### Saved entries
------
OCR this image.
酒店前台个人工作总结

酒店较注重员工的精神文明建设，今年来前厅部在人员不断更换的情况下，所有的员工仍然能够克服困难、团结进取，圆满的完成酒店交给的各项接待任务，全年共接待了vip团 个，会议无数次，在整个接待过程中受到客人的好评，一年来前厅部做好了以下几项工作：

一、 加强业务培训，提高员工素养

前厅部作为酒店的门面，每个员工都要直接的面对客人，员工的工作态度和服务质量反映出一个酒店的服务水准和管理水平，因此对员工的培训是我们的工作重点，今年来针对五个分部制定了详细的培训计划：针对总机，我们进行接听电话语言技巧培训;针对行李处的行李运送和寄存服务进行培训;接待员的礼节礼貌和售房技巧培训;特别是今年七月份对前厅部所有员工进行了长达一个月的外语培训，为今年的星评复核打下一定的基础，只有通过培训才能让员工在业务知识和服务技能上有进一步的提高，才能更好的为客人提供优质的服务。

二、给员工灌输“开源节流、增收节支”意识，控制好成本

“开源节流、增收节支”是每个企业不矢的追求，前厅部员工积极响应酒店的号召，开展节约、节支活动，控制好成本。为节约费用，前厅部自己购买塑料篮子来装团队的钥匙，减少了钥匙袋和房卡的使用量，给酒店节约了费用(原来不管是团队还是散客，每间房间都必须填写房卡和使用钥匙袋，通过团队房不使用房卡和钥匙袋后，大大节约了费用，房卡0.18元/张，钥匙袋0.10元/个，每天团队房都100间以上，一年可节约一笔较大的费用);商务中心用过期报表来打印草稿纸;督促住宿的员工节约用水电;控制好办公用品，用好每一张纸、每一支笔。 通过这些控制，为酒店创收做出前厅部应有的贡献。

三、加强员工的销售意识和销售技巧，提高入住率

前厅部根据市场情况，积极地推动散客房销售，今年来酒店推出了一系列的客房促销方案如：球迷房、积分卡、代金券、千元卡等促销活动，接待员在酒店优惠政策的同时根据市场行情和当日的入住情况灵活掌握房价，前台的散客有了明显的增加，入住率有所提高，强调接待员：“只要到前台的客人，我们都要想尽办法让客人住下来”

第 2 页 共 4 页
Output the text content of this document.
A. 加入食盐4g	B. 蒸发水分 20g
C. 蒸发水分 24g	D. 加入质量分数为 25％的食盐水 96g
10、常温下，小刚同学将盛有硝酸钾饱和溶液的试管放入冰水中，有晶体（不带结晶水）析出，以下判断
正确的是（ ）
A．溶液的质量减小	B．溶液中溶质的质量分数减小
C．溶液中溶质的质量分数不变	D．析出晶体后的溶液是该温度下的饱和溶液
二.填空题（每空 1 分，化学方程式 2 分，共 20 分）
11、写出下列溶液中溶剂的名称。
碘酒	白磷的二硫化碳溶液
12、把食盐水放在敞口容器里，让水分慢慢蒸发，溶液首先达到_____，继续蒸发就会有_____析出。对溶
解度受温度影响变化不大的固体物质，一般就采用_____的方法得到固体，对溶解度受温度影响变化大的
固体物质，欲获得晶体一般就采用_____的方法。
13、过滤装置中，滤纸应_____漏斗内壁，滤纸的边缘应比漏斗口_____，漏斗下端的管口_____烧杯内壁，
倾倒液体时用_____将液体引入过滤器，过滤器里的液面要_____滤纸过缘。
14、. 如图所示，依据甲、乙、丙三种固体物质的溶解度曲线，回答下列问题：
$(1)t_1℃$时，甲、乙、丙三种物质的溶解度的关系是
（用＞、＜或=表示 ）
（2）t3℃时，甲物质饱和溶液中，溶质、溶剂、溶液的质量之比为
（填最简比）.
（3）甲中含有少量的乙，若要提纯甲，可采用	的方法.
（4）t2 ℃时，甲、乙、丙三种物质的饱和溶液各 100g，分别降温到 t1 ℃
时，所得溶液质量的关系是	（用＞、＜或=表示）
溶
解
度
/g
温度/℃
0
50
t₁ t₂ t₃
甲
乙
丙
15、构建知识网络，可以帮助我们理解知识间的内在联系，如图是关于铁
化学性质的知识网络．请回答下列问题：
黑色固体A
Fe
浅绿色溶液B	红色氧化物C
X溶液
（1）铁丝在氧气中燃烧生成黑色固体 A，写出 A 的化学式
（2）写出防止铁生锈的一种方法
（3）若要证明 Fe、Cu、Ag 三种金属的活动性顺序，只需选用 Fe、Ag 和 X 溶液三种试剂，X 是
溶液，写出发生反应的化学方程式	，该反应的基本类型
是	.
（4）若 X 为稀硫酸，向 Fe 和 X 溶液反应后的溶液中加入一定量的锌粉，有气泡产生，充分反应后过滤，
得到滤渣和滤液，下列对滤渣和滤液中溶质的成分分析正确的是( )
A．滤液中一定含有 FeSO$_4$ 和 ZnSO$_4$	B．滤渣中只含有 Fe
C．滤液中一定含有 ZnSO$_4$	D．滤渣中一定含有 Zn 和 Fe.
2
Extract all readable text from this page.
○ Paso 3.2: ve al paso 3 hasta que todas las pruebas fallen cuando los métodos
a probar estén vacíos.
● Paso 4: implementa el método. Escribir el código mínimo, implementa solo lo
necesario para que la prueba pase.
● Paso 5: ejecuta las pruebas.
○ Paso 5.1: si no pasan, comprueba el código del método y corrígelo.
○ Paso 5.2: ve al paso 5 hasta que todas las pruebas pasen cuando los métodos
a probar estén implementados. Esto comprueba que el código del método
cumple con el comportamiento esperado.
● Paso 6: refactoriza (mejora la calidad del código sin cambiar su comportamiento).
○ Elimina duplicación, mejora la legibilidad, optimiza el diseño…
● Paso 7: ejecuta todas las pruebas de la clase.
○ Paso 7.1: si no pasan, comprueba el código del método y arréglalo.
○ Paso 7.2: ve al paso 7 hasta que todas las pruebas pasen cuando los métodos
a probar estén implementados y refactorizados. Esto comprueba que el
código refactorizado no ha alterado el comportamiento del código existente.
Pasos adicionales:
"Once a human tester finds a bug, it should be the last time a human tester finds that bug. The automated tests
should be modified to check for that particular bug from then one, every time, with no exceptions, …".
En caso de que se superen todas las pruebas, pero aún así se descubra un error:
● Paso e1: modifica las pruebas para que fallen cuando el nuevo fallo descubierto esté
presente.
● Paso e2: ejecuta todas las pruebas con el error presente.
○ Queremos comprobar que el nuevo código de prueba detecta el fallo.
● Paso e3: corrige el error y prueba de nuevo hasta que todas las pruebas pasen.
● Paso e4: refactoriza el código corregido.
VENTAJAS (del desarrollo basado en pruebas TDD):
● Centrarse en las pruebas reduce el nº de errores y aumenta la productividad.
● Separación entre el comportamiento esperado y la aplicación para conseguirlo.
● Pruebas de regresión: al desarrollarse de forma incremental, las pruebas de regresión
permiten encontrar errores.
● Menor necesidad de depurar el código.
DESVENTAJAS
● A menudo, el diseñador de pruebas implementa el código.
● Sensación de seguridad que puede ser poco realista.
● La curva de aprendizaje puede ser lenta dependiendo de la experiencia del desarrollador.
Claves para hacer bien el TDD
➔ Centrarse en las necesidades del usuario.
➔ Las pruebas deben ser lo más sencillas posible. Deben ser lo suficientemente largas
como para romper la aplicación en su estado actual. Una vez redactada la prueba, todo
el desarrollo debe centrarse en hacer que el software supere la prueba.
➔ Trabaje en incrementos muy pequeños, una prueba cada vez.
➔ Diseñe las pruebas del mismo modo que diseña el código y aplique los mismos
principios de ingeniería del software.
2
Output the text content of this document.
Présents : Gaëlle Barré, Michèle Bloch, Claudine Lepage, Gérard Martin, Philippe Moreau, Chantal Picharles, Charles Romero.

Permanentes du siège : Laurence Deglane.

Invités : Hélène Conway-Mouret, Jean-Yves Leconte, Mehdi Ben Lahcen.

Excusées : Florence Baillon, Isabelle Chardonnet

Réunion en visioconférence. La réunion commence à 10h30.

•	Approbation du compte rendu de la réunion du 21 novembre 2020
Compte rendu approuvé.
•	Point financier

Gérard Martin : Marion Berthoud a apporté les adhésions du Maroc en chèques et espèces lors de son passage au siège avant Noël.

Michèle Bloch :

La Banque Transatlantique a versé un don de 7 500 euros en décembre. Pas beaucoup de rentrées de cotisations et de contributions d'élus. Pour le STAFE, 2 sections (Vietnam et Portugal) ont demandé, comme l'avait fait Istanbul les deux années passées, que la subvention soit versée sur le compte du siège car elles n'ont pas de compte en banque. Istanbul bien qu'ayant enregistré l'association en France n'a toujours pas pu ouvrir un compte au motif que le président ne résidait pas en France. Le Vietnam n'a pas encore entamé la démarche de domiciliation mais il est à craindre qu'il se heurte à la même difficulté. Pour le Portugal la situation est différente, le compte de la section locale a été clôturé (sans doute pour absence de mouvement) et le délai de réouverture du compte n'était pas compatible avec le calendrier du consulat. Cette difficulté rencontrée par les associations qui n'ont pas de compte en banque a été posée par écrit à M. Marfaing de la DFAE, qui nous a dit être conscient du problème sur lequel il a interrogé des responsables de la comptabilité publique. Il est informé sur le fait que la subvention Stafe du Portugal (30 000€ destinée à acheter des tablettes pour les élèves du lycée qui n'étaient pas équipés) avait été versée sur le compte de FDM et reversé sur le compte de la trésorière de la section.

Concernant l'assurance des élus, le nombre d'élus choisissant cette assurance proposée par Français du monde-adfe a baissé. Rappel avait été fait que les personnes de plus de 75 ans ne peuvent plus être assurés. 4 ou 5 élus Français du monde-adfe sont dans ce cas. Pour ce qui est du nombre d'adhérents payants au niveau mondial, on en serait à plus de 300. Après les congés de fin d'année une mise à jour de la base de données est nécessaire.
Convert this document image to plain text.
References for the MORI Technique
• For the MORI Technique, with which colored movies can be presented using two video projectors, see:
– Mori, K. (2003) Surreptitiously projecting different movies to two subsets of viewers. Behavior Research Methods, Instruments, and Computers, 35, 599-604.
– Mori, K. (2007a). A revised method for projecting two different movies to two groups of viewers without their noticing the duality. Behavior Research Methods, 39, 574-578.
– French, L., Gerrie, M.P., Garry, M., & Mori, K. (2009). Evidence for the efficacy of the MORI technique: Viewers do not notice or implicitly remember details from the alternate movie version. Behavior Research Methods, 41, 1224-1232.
------
Go through the records and copy each line with "fallo" in it.

### Output for this task
● Paso e1: modifica las pruebas para que fallen cuando el nuevo fallo descubierto esté
○ Queremos comprobar que el nuevo código de prueba detecta el fallo.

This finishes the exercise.